Requirement:
Pull every line from the listing below that contains the word "labels". Case counts: a line matches only if its capitalization is the same.
--- Start Records ---
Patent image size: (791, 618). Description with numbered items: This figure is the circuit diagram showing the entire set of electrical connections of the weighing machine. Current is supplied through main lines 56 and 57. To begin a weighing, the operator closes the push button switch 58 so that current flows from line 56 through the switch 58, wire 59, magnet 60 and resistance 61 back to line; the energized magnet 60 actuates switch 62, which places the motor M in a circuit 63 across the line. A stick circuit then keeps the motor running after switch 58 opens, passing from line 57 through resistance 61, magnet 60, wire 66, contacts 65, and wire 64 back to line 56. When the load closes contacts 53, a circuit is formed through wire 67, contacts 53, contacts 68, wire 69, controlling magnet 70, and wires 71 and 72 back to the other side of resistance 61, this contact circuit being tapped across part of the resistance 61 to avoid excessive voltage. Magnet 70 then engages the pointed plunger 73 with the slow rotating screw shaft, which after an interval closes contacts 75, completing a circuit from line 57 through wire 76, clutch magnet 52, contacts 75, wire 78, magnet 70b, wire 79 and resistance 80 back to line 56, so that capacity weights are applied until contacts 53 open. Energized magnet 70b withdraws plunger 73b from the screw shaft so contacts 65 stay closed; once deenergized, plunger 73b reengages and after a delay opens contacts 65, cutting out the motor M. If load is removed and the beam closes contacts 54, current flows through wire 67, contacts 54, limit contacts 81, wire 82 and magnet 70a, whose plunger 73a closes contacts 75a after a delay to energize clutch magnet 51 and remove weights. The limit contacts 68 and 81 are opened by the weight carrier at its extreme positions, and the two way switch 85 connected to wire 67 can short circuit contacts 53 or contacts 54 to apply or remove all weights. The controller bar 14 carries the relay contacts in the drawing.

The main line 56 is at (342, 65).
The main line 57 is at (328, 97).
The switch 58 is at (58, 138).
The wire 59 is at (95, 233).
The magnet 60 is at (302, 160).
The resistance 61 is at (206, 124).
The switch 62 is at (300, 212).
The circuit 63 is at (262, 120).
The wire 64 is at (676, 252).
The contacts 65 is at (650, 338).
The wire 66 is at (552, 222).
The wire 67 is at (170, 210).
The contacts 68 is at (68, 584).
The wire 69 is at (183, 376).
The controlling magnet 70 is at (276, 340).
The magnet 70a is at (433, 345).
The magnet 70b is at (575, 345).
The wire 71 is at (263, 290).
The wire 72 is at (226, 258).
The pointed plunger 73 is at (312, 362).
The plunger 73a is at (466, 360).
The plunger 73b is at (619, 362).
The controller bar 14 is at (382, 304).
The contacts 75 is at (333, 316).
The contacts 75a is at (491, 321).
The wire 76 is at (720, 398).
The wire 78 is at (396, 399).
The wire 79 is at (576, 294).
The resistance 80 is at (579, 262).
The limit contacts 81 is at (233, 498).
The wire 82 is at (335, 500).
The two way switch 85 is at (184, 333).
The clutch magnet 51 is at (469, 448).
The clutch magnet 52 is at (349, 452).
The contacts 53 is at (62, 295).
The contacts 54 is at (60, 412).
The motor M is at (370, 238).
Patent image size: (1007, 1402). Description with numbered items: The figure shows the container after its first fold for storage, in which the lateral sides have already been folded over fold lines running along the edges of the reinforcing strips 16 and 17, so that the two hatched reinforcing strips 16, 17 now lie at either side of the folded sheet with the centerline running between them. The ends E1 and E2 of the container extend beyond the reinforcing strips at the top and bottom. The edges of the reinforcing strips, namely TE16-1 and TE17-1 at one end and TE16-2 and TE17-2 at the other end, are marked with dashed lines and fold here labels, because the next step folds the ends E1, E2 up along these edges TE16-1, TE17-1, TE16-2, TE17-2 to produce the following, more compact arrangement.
--- End Records ---
Task solution:
Patent image size: (1007, 1402). Description with numbered items: The figure shows the container after its first fold for storage, in which the lateral sides have already been folded over fold lines running along the edges of the reinforcing strips 16 and 17, so that the two hatched reinforcing strips 16, 17 now lie at either side of the folded sheet with the centerline running between them. The ends E1 and E2 of the container extend beyond the reinforcing strips at the top and bottom. The edges of the reinforcing strips, namely TE16-1 and TE17-1 at one end and TE16-2 and TE17-2 at the other end, are marked with dashed lines and fold here labels, because the next step folds the ends E1, E2 up along these edges TE16-1, TE17-1, TE16-2, TE17-2 to produce the following, more compact arrangement.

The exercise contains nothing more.